What is asked ::
Exactly as they appear, output all of the entries.

Data extract ::
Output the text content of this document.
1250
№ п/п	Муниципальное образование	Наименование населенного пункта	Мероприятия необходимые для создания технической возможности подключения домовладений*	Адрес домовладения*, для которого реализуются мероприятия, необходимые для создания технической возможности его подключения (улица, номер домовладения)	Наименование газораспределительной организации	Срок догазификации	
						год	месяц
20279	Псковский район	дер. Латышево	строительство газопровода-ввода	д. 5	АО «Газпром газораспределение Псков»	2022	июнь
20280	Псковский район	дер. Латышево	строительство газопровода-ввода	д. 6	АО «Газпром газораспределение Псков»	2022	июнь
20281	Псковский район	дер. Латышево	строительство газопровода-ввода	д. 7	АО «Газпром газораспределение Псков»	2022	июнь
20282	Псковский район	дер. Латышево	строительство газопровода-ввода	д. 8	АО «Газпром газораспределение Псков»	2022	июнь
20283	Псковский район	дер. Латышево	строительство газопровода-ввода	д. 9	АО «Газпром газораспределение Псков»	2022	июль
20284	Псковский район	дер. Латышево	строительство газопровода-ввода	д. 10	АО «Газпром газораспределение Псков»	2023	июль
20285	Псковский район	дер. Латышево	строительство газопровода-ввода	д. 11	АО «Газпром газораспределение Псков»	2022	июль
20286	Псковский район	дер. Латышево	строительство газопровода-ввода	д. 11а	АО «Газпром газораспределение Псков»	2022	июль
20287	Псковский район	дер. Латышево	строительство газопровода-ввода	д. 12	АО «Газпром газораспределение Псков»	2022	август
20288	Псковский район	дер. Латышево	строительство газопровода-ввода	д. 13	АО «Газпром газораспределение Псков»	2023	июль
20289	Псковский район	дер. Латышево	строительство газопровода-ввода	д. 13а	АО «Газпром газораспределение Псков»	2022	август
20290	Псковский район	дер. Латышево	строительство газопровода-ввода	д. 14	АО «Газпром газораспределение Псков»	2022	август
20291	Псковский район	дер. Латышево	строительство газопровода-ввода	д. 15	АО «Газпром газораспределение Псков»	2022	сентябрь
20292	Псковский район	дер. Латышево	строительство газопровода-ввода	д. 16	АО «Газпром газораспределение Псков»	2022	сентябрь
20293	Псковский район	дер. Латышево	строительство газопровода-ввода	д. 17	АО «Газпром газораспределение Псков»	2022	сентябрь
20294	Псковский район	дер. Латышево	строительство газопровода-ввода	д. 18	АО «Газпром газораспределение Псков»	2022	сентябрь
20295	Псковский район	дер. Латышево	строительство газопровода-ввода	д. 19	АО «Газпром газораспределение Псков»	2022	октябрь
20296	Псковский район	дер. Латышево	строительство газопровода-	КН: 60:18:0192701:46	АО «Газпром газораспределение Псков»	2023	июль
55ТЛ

Response ::
Output the text content of this document.
1250
№ п/п	Муниципальное образование	Наименование населенного пункта	Мероприятия необходимые для создания технической возможности подключения домовладений*	Адрес домовладения*, для которого реализуются мероприятия, необходимые для создания технической возможности его подключения (улица, номер домовладения)	Наименование газораспределительной организации	Срок догазификации	
						год	месяц
20279	Псковский район	дер. Латышево	строительство газопровода-ввода	д. 5	АО «Газпром газораспределение Псков»	2022	июнь
20280	Псковский район	дер. Латышево	строительство газопровода-ввода	д. 6	АО «Газпром газораспределение Псков»	2022	июнь
20281	Псковский район	дер. Латышево	строительство газопровода-ввода	д. 7	АО «Газпром газораспределение Псков»	2022	июнь
20282	Псковский район	дер. Латышево	строительство газопровода-ввода	д. 8	АО «Газпром газораспределение Псков»	2022	июнь
20283	Псковский район	дер. Латышево	строительство газопровода-ввода	д. 9	АО «Газпром газораспределение Псков»	2022	июль
20284	Псковский район	дер. Латышево	строительство газопровода-ввода	д. 10	АО «Газпром газораспределение Псков»	2023	июль
20285	Псковский район	дер. Латышево	строительство газопровода-ввода	д. 11	АО «Газпром газораспределение Псков»	2022	июль
20286	Псковский район	дер. Латышево	строительство газопровода-ввода	д. 11а	АО «Газпром газораспределение Псков»	2022	июль
20287	Псковский район	дер. Латышево	строительство газопровода-ввода	д. 12	АО «Газпром газораспределение Псков»	2022	август
20288	Псковский район	дер. Латышево	строительство газопровода-ввода	д. 13	АО «Газпром газораспределение Псков»	2023	июль
20289	Псковский район	дер. Латышево	строительство газопровода-ввода	д. 13а	АО «Газпром газораспределение Псков»	2022	август
20290	Псковский район	дер. Латышево	строительство газопровода-ввода	д. 14	АО «Газпром газораспределение Псков»	2022	август
20291	Псковский район	дер. Латышево	строительство газопровода-ввода	д. 15	АО «Газпром газораспределение Псков»	2022	сентябрь
20292	Псковский район	дер. Латышево	строительство газопровода-ввода	д. 16	АО «Газпром газораспределение Псков»	2022	сентябрь
20293	Псковский район	дер. Латышево	строительство газопровода-ввода	д. 17	АО «Газпром газораспределение Псков»	2022	сентябрь
20294	Псковский район	дер. Латышево	строительство газопровода-ввода	д. 18	АО «Газпром газораспределение Псков»	2022	сентябрь
20295	Псковский район	дер. Латышево	строительство газопровода-ввода	д. 19	АО «Газпром газораспределение Псков»	2022	октябрь
20296	Псковский район	дер. Латышево	строительство газопровода-	КН: 60:18:0192701:46	АО «Газпром газораспределение Псков»	2023	июль
55ТЛ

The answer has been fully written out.